Look through the data below. Pick out the lines holding the string "June".

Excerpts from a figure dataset
════════

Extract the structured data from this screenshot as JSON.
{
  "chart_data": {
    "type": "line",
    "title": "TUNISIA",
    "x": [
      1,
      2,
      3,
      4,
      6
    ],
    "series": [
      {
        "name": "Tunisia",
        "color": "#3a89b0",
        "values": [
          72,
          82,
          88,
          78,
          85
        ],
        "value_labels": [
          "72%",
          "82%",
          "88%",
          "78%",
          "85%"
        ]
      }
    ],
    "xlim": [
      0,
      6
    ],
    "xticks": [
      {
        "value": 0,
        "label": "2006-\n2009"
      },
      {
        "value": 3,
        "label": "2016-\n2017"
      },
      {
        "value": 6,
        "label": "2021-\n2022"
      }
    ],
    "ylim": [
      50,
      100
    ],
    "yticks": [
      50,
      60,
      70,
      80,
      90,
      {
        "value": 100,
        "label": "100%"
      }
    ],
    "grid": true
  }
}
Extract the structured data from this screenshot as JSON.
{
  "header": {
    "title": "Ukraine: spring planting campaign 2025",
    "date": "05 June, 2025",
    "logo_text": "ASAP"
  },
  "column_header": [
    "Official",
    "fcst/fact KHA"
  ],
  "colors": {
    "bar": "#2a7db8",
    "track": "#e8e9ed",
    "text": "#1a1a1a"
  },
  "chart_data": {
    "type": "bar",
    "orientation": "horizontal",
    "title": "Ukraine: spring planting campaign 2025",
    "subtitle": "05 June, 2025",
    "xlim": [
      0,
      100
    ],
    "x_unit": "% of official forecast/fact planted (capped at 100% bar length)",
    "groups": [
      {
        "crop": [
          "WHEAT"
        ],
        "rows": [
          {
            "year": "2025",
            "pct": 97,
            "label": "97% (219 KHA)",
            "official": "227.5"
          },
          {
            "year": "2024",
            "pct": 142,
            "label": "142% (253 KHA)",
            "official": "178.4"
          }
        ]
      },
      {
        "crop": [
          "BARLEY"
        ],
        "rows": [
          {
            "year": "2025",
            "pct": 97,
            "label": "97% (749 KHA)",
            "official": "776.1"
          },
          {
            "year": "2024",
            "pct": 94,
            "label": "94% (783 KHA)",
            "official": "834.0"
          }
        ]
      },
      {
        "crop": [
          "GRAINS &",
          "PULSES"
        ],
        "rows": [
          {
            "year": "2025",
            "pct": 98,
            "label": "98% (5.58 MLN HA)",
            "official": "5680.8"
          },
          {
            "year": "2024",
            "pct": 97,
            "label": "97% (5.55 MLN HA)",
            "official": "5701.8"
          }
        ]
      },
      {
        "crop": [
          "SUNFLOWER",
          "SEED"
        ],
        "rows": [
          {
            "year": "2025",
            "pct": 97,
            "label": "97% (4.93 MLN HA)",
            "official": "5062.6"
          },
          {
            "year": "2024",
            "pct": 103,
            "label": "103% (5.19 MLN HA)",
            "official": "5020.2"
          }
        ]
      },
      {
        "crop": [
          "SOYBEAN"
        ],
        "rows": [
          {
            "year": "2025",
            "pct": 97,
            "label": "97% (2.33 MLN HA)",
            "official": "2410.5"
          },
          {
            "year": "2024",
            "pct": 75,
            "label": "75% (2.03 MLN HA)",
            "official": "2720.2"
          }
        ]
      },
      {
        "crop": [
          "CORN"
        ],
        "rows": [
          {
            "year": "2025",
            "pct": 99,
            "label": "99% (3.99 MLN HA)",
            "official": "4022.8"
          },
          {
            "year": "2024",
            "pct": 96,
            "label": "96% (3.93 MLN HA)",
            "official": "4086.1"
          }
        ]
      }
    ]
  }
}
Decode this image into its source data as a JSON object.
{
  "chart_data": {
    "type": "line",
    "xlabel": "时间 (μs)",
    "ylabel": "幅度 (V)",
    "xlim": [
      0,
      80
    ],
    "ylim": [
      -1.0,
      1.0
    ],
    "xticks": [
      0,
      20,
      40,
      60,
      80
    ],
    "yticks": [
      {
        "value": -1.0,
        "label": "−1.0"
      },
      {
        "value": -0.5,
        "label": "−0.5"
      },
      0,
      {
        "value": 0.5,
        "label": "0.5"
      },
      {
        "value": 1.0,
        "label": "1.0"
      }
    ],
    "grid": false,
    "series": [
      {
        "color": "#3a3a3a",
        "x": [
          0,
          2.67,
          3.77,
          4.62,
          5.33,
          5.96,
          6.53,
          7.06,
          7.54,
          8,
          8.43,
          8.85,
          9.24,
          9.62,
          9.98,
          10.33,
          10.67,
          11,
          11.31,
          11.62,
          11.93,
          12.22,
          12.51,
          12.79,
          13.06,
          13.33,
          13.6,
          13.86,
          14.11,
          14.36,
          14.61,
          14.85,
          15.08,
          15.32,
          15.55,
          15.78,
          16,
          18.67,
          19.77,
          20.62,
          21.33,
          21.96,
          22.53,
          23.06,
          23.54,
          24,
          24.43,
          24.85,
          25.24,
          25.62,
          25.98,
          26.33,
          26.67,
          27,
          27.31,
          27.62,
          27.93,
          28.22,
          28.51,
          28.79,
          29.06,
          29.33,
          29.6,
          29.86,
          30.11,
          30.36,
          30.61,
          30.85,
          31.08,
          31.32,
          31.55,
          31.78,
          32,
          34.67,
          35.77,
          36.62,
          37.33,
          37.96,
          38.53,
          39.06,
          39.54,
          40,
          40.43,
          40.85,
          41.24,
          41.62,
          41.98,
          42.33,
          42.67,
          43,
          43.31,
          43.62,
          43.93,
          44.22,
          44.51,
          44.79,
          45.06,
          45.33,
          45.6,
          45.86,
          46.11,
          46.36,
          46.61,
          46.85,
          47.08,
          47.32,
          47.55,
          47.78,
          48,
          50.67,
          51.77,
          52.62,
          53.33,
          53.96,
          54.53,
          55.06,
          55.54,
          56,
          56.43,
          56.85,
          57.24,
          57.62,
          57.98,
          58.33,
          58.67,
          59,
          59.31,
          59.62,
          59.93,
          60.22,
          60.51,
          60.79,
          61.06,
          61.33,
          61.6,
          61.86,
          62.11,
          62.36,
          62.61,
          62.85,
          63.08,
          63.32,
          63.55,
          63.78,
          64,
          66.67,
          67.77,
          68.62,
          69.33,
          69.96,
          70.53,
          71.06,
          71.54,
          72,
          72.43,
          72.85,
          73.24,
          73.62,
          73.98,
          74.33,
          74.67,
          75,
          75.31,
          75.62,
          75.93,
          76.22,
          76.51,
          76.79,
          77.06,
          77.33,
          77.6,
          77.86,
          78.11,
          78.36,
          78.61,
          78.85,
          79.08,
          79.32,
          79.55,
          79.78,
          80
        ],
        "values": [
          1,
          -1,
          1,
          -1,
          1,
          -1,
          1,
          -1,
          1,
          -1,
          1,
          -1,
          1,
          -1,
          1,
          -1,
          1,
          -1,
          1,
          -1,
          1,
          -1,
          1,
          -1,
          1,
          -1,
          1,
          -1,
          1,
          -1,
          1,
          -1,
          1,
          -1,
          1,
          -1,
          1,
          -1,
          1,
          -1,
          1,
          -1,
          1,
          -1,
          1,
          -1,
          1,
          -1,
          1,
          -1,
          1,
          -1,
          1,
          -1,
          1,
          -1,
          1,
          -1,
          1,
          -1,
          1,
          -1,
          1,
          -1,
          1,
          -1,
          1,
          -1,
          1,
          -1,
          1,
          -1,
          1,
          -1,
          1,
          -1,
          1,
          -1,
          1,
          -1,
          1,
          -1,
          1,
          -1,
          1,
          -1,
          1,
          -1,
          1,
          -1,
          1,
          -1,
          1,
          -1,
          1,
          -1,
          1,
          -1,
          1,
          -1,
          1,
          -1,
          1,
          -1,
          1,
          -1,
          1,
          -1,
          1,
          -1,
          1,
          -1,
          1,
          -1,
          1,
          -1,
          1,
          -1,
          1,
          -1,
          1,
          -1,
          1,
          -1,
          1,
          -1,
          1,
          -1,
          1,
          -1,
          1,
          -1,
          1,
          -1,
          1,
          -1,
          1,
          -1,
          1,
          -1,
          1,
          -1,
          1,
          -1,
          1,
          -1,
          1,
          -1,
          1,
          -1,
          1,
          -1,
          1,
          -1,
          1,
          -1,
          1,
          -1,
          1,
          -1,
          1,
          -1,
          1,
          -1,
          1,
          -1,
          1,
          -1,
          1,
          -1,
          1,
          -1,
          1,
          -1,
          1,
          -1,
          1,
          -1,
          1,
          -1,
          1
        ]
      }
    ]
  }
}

════════

● ANSWER BELOW
    "date": "05 June, 2025",
    "subtitle": "05 June, 2025",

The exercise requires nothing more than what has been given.